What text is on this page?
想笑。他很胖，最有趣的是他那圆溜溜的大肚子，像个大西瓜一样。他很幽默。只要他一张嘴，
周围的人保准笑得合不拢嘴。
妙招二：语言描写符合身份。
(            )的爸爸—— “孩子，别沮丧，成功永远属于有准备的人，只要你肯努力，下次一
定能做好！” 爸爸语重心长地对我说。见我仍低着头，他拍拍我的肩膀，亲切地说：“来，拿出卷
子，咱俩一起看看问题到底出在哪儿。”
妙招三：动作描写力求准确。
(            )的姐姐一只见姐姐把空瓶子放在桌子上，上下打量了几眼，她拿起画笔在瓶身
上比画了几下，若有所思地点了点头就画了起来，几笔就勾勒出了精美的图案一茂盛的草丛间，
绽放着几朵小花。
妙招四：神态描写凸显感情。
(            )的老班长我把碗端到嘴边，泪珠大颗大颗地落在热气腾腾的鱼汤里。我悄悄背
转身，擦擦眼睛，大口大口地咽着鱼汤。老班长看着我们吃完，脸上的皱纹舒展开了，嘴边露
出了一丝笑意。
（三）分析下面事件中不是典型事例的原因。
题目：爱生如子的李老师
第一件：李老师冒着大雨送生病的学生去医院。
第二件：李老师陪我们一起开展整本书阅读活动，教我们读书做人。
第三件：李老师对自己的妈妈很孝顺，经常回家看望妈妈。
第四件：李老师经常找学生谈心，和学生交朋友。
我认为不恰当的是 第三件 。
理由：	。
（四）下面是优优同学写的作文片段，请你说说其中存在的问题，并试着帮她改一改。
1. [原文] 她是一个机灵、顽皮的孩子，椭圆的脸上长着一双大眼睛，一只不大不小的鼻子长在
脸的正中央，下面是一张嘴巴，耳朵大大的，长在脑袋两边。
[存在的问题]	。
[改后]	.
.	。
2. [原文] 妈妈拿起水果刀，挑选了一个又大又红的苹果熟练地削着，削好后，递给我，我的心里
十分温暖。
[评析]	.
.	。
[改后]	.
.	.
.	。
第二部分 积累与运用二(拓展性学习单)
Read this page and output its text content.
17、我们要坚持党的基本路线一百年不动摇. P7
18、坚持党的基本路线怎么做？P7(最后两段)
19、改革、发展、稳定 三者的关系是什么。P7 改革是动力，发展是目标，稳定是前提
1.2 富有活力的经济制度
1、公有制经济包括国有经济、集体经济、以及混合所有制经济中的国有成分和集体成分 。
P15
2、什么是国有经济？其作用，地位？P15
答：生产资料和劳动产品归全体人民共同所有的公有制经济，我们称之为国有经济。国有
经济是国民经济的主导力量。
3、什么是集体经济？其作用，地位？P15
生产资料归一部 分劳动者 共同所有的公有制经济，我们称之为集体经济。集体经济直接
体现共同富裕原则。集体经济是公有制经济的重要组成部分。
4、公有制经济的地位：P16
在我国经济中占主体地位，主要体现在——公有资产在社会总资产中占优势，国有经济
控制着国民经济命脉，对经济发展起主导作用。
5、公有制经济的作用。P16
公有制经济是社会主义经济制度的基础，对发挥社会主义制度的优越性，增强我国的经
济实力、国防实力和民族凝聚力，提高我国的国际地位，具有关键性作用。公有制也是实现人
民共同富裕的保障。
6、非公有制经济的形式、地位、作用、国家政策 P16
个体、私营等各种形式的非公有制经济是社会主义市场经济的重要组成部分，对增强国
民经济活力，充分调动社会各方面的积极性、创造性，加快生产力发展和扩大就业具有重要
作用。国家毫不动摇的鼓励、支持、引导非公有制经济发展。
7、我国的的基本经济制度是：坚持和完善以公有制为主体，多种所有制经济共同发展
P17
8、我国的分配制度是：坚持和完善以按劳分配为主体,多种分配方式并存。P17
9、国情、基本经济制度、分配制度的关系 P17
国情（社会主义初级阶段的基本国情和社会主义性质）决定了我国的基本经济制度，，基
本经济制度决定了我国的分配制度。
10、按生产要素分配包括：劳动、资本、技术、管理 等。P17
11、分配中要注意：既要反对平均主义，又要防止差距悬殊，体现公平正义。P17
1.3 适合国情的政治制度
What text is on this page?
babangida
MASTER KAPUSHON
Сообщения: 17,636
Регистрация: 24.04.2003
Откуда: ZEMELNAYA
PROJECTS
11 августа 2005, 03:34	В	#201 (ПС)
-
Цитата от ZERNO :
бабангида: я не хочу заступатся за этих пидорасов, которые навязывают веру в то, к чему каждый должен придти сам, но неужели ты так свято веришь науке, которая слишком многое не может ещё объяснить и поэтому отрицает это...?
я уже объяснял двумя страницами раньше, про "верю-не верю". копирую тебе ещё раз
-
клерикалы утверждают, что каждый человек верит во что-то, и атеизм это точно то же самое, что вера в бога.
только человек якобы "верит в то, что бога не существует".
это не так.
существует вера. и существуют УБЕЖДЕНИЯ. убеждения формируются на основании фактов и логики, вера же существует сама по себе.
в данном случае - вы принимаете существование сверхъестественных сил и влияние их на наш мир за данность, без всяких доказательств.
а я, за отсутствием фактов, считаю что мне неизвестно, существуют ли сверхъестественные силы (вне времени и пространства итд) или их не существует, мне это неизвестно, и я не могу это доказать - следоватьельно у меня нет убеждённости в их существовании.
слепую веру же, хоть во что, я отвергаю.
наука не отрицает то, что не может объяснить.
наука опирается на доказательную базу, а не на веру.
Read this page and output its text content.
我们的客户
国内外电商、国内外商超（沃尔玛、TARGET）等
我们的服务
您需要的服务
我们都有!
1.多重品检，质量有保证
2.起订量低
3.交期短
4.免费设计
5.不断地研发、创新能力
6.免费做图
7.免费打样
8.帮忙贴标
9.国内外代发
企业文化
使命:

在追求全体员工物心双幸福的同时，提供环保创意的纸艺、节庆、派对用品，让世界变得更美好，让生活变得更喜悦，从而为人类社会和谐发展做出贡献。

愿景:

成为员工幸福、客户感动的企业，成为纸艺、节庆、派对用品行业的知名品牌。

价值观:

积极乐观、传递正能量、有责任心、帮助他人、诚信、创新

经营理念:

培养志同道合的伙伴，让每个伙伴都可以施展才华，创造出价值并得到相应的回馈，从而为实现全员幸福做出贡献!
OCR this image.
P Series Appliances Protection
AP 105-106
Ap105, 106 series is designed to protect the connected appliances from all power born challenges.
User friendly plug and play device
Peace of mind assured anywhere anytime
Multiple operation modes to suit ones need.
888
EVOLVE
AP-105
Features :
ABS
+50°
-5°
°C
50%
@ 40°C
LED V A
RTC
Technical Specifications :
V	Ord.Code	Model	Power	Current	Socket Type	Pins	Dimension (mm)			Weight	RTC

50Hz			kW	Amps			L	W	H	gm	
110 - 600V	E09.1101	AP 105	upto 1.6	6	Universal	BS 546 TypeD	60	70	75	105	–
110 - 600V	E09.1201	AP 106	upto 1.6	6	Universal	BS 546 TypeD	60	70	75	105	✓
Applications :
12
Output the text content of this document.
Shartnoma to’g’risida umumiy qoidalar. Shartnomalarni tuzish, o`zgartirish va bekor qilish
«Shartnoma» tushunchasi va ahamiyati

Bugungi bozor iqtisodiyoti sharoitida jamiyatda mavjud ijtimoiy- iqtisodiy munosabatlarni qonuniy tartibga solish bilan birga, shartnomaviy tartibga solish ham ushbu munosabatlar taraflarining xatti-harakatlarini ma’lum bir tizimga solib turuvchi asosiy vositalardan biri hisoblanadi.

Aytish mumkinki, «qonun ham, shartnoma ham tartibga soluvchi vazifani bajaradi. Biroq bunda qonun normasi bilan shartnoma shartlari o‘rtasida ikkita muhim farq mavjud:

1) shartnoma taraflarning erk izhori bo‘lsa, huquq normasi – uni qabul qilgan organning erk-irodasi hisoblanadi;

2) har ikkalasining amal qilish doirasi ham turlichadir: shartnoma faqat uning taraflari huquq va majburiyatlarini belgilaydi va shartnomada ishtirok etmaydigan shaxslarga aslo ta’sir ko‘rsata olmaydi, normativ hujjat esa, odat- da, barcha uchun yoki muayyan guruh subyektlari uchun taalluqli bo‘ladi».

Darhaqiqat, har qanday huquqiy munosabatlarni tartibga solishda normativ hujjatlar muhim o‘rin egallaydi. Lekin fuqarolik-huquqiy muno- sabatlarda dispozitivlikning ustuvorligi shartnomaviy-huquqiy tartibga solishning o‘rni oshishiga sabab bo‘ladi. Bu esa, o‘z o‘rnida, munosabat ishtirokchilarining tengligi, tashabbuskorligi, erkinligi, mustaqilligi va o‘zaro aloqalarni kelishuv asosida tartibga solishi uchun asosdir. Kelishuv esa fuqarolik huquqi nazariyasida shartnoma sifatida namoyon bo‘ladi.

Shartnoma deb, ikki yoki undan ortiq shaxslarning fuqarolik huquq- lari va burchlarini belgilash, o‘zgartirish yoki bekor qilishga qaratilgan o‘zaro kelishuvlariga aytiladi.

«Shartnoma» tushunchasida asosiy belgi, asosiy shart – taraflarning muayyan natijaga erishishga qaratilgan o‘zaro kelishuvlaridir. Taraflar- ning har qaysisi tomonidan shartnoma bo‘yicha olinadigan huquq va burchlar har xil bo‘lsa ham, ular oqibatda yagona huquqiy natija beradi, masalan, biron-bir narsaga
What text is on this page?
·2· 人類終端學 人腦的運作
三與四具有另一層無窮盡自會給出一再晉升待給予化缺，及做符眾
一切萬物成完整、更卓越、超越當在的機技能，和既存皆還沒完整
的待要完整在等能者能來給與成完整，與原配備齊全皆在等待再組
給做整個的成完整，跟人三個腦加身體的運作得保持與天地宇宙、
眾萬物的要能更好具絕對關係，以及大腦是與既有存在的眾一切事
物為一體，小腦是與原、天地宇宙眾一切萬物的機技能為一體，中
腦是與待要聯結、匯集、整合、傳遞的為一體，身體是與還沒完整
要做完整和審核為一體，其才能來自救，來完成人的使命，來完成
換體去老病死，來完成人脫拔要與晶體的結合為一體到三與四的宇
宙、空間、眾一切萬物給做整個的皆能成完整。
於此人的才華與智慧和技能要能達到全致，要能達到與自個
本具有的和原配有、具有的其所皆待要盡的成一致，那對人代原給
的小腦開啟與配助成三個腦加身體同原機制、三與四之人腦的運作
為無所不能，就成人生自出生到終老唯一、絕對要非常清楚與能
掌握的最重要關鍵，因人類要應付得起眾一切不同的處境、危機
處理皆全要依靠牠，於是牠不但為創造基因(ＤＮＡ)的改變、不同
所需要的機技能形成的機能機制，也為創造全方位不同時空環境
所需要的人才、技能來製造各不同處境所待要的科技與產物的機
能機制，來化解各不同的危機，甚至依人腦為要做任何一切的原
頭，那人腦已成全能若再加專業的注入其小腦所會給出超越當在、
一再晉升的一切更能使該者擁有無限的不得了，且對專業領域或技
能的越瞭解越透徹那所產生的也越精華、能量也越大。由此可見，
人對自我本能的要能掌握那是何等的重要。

INSTRUCTIONS FOR THE TASK -> Identify each line holding the string "taraflarning", and copy it out.

FINISHED EXERCISE ->
1) shartnoma taraflarning erk izhori bo‘lsa, huquq normasi – uni qabul qilgan organning erk-irodasi hisoblanadi;
«Shartnoma» tushunchasida asosiy belgi, asosiy shart – taraflarning muayyan natijaga erishishga qaratilgan o‘zaro kelishuvlaridir. Taraflar- ning har qaysisi tomonidan shartnoma bo‘yicha olinadigan huquq va burchlar har xil bo‘lsa ham, ular oqibatda yagona huquqiy natija beradi, masalan, biron-bir narsaga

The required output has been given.